TASK INSTRUCTIONS -> Assemble all lines in which the string "очистки" appears.

**** ROWS

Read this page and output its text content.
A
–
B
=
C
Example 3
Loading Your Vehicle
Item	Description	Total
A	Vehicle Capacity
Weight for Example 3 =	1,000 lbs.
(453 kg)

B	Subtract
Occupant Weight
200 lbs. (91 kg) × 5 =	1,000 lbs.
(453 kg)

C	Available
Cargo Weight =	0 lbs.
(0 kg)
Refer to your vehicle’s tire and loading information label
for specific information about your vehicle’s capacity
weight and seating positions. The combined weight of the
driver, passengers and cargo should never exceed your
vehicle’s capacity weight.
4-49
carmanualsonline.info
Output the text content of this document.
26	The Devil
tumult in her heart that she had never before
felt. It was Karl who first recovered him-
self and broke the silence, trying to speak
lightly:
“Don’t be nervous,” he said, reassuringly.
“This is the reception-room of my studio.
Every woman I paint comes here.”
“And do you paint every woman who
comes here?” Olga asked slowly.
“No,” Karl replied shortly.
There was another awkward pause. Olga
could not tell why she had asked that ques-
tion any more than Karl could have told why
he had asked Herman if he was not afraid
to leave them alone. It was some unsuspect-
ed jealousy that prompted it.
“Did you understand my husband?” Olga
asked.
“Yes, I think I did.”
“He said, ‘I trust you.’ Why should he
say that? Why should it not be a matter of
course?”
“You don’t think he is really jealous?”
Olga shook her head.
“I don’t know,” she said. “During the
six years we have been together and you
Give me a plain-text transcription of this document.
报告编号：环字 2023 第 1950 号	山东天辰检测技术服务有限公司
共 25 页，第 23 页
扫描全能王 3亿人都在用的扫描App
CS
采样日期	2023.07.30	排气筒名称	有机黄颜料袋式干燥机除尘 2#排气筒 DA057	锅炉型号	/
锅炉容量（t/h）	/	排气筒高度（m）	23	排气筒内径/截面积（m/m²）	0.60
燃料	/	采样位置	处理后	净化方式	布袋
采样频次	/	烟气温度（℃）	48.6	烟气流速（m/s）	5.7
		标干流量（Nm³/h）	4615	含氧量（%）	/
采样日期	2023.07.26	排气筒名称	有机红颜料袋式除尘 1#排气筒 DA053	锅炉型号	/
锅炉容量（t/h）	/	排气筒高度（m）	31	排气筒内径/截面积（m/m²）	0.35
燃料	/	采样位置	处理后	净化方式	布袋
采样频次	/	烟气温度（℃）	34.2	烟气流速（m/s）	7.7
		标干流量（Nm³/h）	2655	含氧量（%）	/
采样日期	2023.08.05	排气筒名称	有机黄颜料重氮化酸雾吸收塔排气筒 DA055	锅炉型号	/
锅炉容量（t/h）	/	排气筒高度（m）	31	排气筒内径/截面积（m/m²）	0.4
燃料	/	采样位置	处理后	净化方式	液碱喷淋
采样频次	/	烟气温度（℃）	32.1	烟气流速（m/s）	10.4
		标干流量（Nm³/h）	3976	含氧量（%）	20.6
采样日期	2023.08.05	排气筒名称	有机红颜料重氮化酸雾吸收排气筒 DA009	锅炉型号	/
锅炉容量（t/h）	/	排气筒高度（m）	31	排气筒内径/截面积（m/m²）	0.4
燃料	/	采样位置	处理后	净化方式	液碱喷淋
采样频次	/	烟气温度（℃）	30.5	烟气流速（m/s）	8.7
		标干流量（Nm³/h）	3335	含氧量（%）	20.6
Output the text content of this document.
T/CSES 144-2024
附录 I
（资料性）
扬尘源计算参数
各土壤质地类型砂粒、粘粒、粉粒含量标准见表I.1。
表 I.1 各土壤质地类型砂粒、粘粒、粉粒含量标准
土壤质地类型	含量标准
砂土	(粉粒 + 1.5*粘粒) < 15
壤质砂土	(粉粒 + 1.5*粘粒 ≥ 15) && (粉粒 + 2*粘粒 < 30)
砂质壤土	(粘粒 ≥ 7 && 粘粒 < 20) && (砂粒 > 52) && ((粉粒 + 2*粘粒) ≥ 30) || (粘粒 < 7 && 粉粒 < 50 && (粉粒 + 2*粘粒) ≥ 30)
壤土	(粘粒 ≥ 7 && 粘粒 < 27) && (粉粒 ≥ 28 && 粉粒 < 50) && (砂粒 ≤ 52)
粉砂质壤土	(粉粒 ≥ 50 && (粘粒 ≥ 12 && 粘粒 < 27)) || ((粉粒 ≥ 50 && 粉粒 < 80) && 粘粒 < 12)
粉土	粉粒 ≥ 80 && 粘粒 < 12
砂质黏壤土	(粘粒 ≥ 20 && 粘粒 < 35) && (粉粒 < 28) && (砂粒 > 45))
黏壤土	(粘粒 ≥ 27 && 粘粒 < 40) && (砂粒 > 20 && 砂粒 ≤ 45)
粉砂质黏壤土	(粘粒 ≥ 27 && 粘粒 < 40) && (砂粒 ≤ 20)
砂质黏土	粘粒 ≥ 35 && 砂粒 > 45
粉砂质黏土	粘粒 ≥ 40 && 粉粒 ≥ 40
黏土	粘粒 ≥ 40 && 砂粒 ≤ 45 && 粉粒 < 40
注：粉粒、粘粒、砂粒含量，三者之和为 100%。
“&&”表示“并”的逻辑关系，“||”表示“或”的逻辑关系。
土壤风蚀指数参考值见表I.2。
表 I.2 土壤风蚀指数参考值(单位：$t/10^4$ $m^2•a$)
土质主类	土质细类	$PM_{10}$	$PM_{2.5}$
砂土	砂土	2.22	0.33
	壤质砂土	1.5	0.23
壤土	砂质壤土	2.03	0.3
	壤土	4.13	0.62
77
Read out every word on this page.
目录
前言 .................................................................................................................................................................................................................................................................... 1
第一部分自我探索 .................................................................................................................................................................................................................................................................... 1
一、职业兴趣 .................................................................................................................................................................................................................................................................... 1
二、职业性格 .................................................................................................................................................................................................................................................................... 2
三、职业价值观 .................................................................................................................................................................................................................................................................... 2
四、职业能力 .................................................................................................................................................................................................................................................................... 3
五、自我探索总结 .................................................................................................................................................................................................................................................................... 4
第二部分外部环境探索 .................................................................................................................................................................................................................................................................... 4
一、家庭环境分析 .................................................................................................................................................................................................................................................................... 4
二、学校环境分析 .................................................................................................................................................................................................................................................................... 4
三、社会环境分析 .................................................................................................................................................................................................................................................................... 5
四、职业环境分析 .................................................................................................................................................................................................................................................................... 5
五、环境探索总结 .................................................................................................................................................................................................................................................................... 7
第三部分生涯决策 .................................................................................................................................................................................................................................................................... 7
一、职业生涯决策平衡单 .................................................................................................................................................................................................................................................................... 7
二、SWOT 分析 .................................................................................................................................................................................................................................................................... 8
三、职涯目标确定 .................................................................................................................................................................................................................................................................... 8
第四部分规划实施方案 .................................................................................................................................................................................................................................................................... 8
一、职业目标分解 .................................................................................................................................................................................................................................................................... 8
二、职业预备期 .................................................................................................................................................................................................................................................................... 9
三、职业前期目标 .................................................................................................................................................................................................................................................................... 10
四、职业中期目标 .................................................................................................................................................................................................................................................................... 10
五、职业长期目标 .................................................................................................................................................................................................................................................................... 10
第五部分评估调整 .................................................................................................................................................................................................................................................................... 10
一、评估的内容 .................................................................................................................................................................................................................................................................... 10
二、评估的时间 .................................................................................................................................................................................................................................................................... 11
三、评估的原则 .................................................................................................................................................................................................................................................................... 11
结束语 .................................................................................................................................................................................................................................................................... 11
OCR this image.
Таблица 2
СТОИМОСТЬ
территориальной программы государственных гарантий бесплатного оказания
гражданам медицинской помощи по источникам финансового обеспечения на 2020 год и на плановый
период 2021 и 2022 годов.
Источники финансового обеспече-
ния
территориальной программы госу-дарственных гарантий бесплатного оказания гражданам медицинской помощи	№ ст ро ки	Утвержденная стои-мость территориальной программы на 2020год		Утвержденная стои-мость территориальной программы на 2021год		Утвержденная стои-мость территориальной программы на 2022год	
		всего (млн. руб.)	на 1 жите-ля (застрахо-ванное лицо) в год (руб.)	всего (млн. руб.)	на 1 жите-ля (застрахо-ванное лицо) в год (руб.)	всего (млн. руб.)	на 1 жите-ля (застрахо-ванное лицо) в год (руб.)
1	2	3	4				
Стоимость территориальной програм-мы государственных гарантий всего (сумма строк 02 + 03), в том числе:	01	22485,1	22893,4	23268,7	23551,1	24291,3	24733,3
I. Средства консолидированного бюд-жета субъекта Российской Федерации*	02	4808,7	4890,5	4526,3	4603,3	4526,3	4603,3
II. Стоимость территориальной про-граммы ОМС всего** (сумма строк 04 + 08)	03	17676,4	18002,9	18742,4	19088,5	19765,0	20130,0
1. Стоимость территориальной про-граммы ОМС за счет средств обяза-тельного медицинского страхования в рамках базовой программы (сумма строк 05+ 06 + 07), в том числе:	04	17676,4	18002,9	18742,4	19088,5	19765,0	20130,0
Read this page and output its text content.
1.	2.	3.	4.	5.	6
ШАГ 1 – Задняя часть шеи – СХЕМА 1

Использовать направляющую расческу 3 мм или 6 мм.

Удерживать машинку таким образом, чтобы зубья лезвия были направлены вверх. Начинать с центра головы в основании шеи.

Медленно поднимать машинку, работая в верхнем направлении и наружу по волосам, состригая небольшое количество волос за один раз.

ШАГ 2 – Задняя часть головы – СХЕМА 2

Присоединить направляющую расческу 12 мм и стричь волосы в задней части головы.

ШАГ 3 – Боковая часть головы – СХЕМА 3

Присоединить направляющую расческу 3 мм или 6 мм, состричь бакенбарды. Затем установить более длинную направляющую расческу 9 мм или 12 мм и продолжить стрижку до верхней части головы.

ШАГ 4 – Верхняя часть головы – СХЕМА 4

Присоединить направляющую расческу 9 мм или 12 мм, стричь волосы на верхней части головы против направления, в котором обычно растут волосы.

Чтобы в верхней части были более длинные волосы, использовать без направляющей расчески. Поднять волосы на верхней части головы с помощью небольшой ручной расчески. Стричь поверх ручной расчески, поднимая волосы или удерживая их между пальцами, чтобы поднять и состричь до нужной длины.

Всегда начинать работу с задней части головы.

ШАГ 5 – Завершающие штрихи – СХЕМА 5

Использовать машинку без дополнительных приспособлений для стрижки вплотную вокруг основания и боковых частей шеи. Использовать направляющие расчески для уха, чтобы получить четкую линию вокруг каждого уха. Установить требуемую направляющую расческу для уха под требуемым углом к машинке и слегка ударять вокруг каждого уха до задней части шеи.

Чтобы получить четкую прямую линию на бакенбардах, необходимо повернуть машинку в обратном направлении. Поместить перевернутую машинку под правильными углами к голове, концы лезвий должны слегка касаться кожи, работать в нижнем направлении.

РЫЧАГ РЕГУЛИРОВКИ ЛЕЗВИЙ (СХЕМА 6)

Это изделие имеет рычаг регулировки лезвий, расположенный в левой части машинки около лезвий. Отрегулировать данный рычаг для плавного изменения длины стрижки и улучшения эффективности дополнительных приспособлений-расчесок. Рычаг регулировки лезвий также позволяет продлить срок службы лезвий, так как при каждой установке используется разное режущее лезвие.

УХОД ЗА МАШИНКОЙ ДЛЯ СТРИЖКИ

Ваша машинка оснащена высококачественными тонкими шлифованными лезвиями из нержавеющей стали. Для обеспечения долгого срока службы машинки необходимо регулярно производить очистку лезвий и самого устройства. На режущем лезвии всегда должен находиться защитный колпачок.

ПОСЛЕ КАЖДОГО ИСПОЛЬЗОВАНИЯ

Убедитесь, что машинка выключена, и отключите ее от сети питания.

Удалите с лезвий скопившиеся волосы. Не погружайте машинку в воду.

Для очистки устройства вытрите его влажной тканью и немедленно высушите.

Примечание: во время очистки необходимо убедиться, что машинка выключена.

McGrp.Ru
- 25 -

********

WORKED ANSWER ->
Для очистки устройства вытрите его влажной тканью и немедленно высушите.
Примечание: во время очистки необходимо убедиться, что машинка выключена.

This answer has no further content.